▶ **The request**
Leave out the pictures and repeat the rest of the material exactly.

(Data entries for graphics)

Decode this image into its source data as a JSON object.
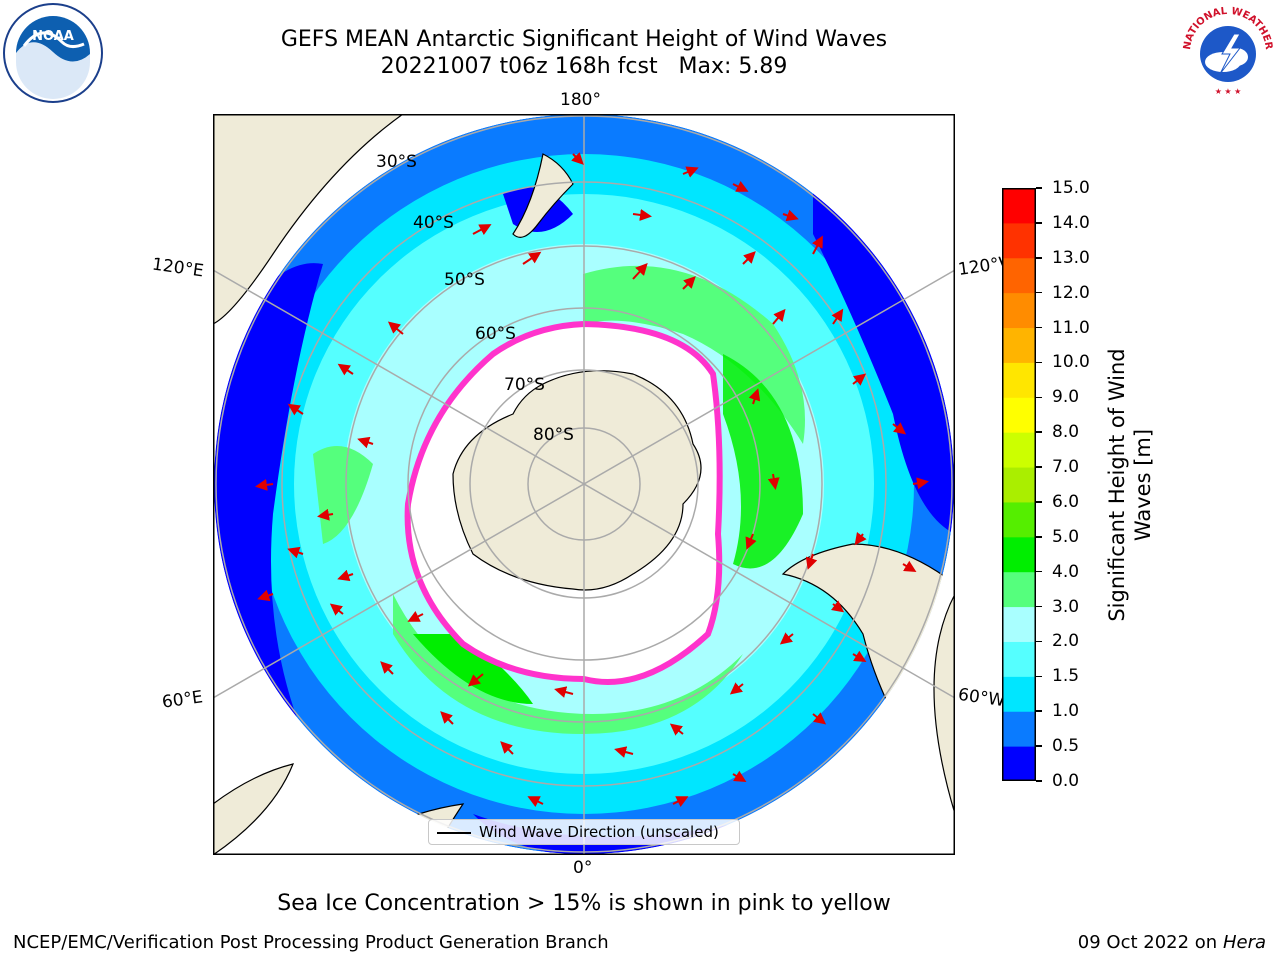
{
  "title": "GEFS MEAN Antarctic Significant Height of Wind Waves",
  "subtitle": "20221007 t06z 168h fcst   Max: 5.89",
  "map": {
    "lon_labels": {
      "top": "180°",
      "bottom": "0°",
      "left_upper": "120°E",
      "left_lower": "60°E",
      "right_upper": "120°W",
      "right_lower": "60°W"
    },
    "lat_labels": [
      "30°S",
      "40°S",
      "50°S",
      "60°S",
      "70°S",
      "80°S"
    ],
    "colors": {
      "land": "#efebd8",
      "ocean_zero": "#0000ff",
      "ice_edge": "#ff33cc",
      "ice_fill": "#ffffff",
      "arrow": "#e00000"
    }
  },
  "legend": {
    "label": "Wind Wave Direction (unscaled)"
  },
  "colorbar": {
    "title": "Significant Height of Wind Waves [m]",
    "ticks": [
      "0.0",
      "0.5",
      "1.0",
      "1.5",
      "2.0",
      "3.0",
      "4.0",
      "5.0",
      "6.0",
      "7.0",
      "8.0",
      "9.0",
      "10.0",
      "11.0",
      "12.0",
      "13.0",
      "14.0",
      "15.0"
    ],
    "colors": [
      "#0000ff",
      "#0a7bff",
      "#00e6ff",
      "#55ffff",
      "#a9ffff",
      "#55ff7d",
      "#00ee00",
      "#55ee00",
      "#aaee00",
      "#ccff00",
      "#ffff00",
      "#ffe600",
      "#ffb400",
      "#ff8c00",
      "#ff6400",
      "#ff3200",
      "#ff0000"
    ]
  },
  "note": "Sea Ice Concentration > 15% is shown in pink to yellow",
  "footer": {
    "left": "NCEP/EMC/Verification Post Processing Product Generation Branch",
    "right_prefix": "09 Oct 2022 on ",
    "right_host": "Hera"
  },
  "logos": {
    "noaa": "NOAA",
    "nws": "NATIONAL WEATHER SERVICE"
  }
}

▶ **Response to this task**
Decode this image into its source data as a JSON object.
{
  "title": "GEFS MEAN Antarctic Significant Height of Wind Waves",
  "subtitle": "20221007 t06z 168h fcst   Max: 5.89",
  "map": {
    "lon_labels": {
      "top": "180°",
      "bottom": "0°",
      "left_upper": "120°E",
      "left_lower": "60°E",
      "right_upper": "120°W",
      "right_lower": "60°W"
    },
    "lat_labels": [
      "30°S",
      "40°S",
      "50°S",
      "60°S",
      "70°S",
      "80°S"
    ],
    "colors": {
      "land": "#efebd8",
      "ocean_zero": "#0000ff",
      "ice_edge": "#ff33cc",
      "ice_fill": "#ffffff",
      "arrow": "#e00000"
    }
  },
  "legend": {
    "label": "Wind Wave Direction (unscaled)"
  },
  "colorbar": {
    "title": "Significant Height of Wind Waves [m]",
    "ticks": [
      "0.0",
      "0.5",
      "1.0",
      "1.5",
      "2.0",
      "3.0",
      "4.0",
      "5.0",
      "6.0",
      "7.0",
      "8.0",
      "9.0",
      "10.0",
      "11.0",
      "12.0",
      "13.0",
      "14.0",
      "15.0"
    ],
    "colors": [
      "#0000ff",
      "#0a7bff",
      "#00e6ff",
      "#55ffff",
      "#a9ffff",
      "#55ff7d",
      "#00ee00",
      "#55ee00",
      "#aaee00",
      "#ccff00",
      "#ffff00",
      "#ffe600",
      "#ffb400",
      "#ff8c00",
      "#ff6400",
      "#ff3200",
      "#ff0000"
    ]
  },
  "note": "Sea Ice Concentration > 15% is shown in pink to yellow",
  "footer": {
    "left": "NCEP/EMC/Verification Post Processing Product Generation Branch",
    "right_prefix": "09 Oct 2022 on ",
    "right_host": "Hera"
  },
  "logos": {
    "noaa": "NOAA",
    "nws": "NATIONAL WEATHER SERVICE"
  }
}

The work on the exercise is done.